## [Problem statement]
Which lines below hold the word "wenn"? Copy all of them.

## [Raw data]
++++++

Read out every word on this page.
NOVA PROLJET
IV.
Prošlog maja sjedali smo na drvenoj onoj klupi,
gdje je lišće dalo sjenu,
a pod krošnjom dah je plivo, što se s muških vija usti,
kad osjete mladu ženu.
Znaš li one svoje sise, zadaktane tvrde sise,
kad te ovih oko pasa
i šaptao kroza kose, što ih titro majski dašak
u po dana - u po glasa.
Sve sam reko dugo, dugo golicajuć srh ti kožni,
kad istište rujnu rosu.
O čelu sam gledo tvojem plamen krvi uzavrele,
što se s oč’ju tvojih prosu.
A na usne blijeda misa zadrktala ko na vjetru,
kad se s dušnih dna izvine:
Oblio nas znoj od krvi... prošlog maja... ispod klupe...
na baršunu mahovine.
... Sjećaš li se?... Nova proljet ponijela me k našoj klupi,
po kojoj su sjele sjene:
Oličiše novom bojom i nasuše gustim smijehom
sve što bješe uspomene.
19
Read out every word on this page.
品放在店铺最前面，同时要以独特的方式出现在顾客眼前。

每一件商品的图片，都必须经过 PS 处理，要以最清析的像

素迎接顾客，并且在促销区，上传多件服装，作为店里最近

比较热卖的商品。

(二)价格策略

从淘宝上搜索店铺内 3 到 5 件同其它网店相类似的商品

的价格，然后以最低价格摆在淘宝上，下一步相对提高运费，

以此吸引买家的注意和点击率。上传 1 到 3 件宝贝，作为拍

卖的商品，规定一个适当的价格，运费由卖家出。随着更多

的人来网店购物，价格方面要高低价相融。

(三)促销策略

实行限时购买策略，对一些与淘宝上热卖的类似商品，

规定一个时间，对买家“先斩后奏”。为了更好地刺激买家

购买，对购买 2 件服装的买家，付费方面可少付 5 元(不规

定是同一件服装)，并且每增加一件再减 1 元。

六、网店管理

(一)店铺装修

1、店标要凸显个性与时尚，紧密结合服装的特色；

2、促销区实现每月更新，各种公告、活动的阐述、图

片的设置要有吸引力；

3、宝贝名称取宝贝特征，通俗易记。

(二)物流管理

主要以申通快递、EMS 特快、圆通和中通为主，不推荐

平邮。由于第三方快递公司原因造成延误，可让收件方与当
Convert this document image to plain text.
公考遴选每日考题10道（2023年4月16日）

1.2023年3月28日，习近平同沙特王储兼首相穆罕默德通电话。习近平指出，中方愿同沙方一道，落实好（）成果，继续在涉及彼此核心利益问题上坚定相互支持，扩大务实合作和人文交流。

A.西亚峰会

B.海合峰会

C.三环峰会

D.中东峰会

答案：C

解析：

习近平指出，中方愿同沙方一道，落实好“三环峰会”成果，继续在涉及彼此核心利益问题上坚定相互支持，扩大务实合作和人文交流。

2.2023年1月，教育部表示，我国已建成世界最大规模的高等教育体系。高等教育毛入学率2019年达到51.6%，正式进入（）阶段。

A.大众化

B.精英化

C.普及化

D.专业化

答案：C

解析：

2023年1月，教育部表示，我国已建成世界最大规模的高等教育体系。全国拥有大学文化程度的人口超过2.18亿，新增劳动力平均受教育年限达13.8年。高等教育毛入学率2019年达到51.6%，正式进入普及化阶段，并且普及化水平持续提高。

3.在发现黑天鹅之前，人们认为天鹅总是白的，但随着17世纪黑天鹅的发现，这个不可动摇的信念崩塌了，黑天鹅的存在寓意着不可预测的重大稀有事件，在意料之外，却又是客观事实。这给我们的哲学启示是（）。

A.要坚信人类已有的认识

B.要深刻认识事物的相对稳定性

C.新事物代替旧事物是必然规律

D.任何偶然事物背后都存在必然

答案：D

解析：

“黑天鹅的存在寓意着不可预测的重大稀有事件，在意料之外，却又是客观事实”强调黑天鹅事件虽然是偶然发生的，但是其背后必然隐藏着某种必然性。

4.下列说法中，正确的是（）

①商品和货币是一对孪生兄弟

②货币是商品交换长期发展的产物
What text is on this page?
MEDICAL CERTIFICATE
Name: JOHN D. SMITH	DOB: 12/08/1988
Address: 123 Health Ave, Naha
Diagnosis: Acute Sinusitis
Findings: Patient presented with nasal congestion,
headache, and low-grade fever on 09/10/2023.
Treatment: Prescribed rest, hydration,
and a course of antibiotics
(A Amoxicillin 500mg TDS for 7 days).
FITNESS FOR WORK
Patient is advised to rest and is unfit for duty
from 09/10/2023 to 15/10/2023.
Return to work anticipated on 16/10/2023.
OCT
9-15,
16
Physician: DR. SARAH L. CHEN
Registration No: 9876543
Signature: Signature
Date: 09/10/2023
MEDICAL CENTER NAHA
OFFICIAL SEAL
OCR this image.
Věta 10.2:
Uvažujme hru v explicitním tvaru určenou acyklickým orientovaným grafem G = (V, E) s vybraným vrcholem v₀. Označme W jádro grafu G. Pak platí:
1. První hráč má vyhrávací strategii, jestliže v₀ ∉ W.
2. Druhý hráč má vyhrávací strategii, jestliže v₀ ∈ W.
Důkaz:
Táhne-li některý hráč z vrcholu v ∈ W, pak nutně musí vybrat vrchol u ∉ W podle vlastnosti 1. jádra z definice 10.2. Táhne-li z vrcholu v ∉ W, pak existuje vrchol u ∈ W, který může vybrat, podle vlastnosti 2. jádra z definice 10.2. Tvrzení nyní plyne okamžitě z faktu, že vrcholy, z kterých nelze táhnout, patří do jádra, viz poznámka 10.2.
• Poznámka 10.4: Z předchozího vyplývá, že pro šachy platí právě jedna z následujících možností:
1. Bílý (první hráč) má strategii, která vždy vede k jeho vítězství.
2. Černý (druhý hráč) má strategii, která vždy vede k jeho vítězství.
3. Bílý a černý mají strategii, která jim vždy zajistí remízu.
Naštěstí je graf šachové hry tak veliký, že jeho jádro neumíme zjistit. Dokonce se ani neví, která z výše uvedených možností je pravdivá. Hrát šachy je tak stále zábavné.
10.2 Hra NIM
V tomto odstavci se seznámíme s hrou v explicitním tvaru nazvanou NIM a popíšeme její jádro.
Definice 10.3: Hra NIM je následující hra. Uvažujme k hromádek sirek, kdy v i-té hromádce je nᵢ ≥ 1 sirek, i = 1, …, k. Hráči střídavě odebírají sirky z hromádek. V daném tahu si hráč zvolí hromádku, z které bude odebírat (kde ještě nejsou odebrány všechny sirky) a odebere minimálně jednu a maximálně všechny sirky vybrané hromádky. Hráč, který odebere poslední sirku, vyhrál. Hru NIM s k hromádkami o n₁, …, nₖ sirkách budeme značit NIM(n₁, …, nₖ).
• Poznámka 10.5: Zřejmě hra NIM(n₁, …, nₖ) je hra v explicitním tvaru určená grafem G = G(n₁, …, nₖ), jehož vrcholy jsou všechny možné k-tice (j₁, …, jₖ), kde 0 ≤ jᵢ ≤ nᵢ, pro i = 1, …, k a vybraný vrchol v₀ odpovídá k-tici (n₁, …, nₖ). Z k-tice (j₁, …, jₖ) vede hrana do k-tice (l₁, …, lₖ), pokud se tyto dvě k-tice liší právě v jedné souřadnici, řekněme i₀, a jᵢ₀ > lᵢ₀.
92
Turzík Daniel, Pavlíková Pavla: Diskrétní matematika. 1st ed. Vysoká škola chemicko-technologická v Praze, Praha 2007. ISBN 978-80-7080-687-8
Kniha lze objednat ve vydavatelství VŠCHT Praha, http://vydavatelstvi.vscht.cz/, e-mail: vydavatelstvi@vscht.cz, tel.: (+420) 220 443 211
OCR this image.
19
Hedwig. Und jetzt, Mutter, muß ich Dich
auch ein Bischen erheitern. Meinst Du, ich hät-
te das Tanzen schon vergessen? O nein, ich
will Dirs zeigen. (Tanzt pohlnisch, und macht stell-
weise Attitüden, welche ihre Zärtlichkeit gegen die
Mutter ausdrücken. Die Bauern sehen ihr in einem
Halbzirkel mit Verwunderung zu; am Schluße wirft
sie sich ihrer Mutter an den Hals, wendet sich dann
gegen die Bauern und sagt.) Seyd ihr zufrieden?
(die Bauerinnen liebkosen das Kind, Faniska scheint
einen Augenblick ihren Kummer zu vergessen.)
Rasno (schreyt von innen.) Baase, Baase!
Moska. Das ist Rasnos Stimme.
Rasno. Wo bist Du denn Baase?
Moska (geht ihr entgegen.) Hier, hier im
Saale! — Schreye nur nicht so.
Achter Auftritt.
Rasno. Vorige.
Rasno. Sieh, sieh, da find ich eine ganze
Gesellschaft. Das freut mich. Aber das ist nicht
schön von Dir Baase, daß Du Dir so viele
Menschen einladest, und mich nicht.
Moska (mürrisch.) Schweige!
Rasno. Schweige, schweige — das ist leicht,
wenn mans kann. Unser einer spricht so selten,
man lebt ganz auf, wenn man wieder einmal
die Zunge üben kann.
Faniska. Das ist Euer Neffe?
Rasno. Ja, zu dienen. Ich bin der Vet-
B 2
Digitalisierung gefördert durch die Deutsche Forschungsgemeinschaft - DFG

++++++

## [Answer for this exercise]
wenn mans kann. Unser einer spricht so selten,
man lebt ganz auf, wenn man wieder einmal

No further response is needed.